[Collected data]

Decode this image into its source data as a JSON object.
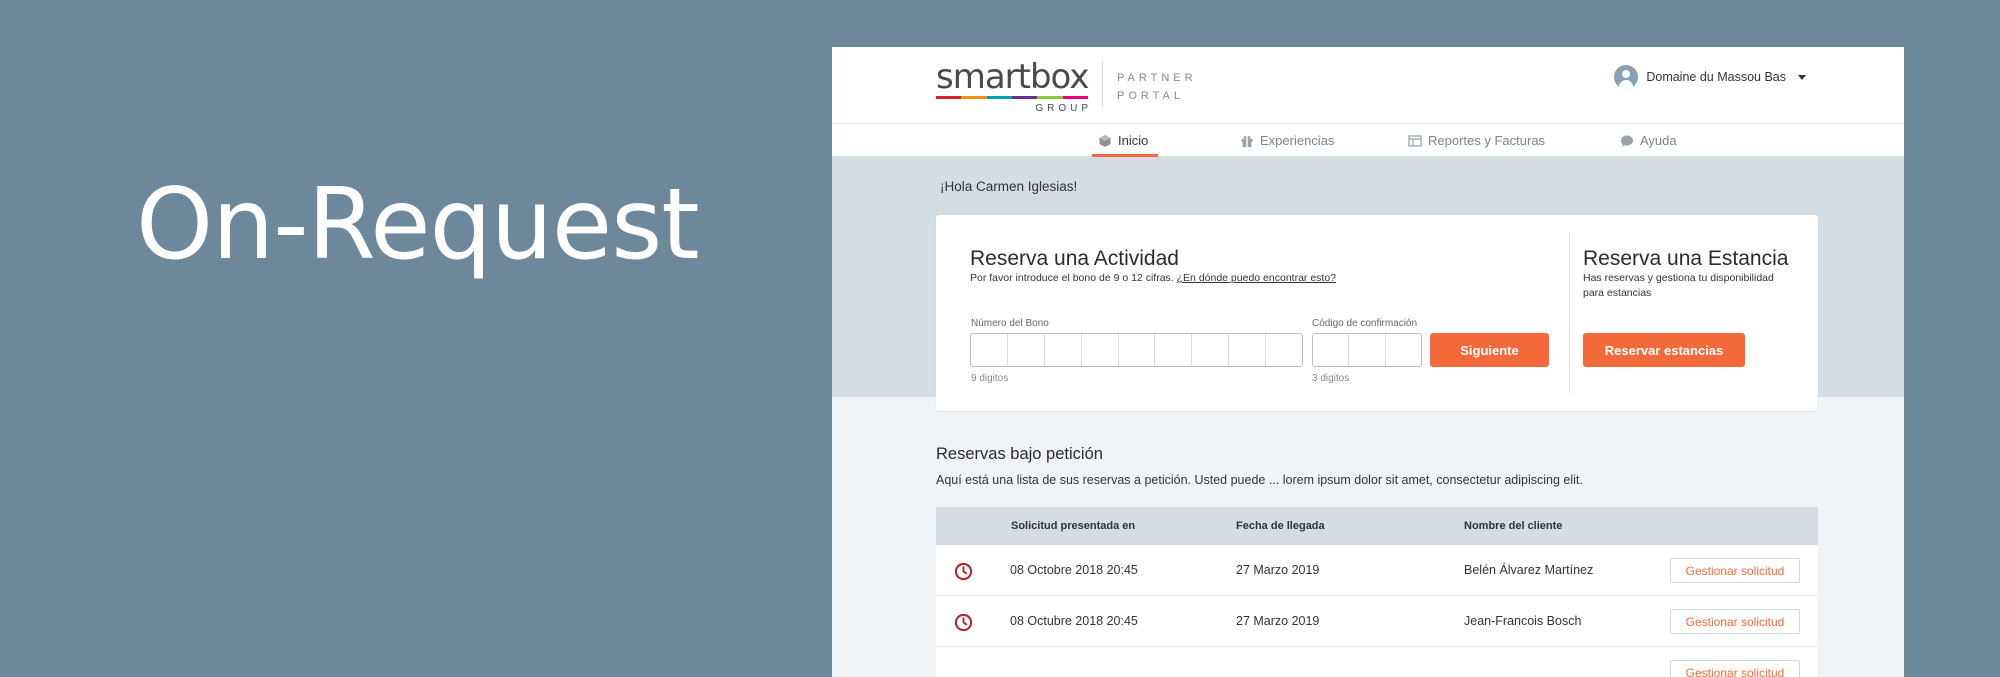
{
  "hero": {
    "title": "On-Request"
  },
  "brand": {
    "word": "smartbox",
    "group": "GROUP",
    "portal_line1": "PARTNER",
    "portal_line2": "PORTAL",
    "bar_colors": [
      "#d6232a",
      "#f39200",
      "#00a0b0",
      "#6c2e8c",
      "#8cc63f",
      "#e5007d"
    ]
  },
  "user": {
    "name": "Domaine du Massou Bas"
  },
  "nav": {
    "items": [
      {
        "label": "Inicio",
        "icon": "cube-icon",
        "active": true
      },
      {
        "label": "Experiencias",
        "icon": "gift-icon",
        "active": false
      },
      {
        "label": "Reportes y Facturas",
        "icon": "report-icon",
        "active": false
      },
      {
        "label": "Ayuda",
        "icon": "chat-icon",
        "active": false
      }
    ]
  },
  "greeting": "¡Hola Carmen Iglesias!",
  "activity": {
    "title": "Reserva una Actividad",
    "subtitle": "Por favor introduce el bono de 9 o 12 cifras.",
    "help_link": "¿En dónde puedo encontrar esto?",
    "voucher_label": "Número del Bono",
    "voucher_hint": "9 digitos",
    "voucher_digits": 9,
    "code_label": "Código de confirmación",
    "code_hint": "3 digitos",
    "code_digits": 3,
    "next_button": "Siguiente"
  },
  "stay": {
    "title": "Reserva una Estancia",
    "subtitle_line1": "Has reservas y gestiona tu disponibilidad",
    "subtitle_line2": "para estancias",
    "button": "Reservar estancias"
  },
  "requests": {
    "title": "Reservas bajo petición",
    "description": "Aquí está una lista de sus reservas a petición. Usted puede ... lorem ipsum dolor sit amet, consectetur adipiscing elit.",
    "columns": [
      "Solicitud presentada en",
      "Fecha de llegada",
      "Nombre del cliente"
    ],
    "rows": [
      {
        "submitted": "08 Octobre 2018  20:45",
        "arrival": "27 Marzo 2019",
        "client": "Belén Álvarez Martínez",
        "action": "Gestionar solicitud"
      },
      {
        "submitted": "08 Octubre 2018  20:45",
        "arrival": "27 Marzo 2019",
        "client": "Jean-Francois Bosch",
        "action": "Gestionar solicitud"
      },
      {
        "submitted": "",
        "arrival": "",
        "client": "",
        "action": "Gestionar solicitud"
      }
    ]
  },
  "colors": {
    "accent": "#f4693a",
    "clock": "#b3262d",
    "background": "#6d879b"
  }
}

Written request> From the listing above, print every entry precisely and drop the pictures.

Result>
Decode this image into its source data as a JSON object.
{
  "hero": {
    "title": "On-Request"
  },
  "brand": {
    "word": "smartbox",
    "group": "GROUP",
    "portal_line1": "PARTNER",
    "portal_line2": "PORTAL",
    "bar_colors": [
      "#d6232a",
      "#f39200",
      "#00a0b0",
      "#6c2e8c",
      "#8cc63f",
      "#e5007d"
    ]
  },
  "user": {
    "name": "Domaine du Massou Bas"
  },
  "nav": {
    "items": [
      {
        "label": "Inicio",
        "icon": "cube-icon",
        "active": true
      },
      {
        "label": "Experiencias",
        "icon": "gift-icon",
        "active": false
      },
      {
        "label": "Reportes y Facturas",
        "icon": "report-icon",
        "active": false
      },
      {
        "label": "Ayuda",
        "icon": "chat-icon",
        "active": false
      }
    ]
  },
  "greeting": "¡Hola Carmen Iglesias!",
  "activity": {
    "title": "Reserva una Actividad",
    "subtitle": "Por favor introduce el bono de 9 o 12 cifras.",
    "help_link": "¿En dónde puedo encontrar esto?",
    "voucher_label": "Número del Bono",
    "voucher_hint": "9 digitos",
    "voucher_digits": 9,
    "code_label": "Código de confirmación",
    "code_hint": "3 digitos",
    "code_digits": 3,
    "next_button": "Siguiente"
  },
  "stay": {
    "title": "Reserva una Estancia",
    "subtitle_line1": "Has reservas y gestiona tu disponibilidad",
    "subtitle_line2": "para estancias",
    "button": "Reservar estancias"
  },
  "requests": {
    "title": "Reservas bajo petición",
    "description": "Aquí está una lista de sus reservas a petición. Usted puede ... lorem ipsum dolor sit amet, consectetur adipiscing elit.",
    "columns": [
      "Solicitud presentada en",
      "Fecha de llegada",
      "Nombre del cliente"
    ],
    "rows": [
      {
        "submitted": "08 Octobre 2018  20:45",
        "arrival": "27 Marzo 2019",
        "client": "Belén Álvarez Martínez",
        "action": "Gestionar solicitud"
      },
      {
        "submitted": "08 Octubre 2018  20:45",
        "arrival": "27 Marzo 2019",
        "client": "Jean-Francois Bosch",
        "action": "Gestionar solicitud"
      },
      {
        "submitted": "",
        "arrival": "",
        "client": "",
        "action": "Gestionar solicitud"
      }
    ]
  },
  "colors": {
    "accent": "#f4693a",
    "clock": "#b3262d",
    "background": "#6d879b"
  }
}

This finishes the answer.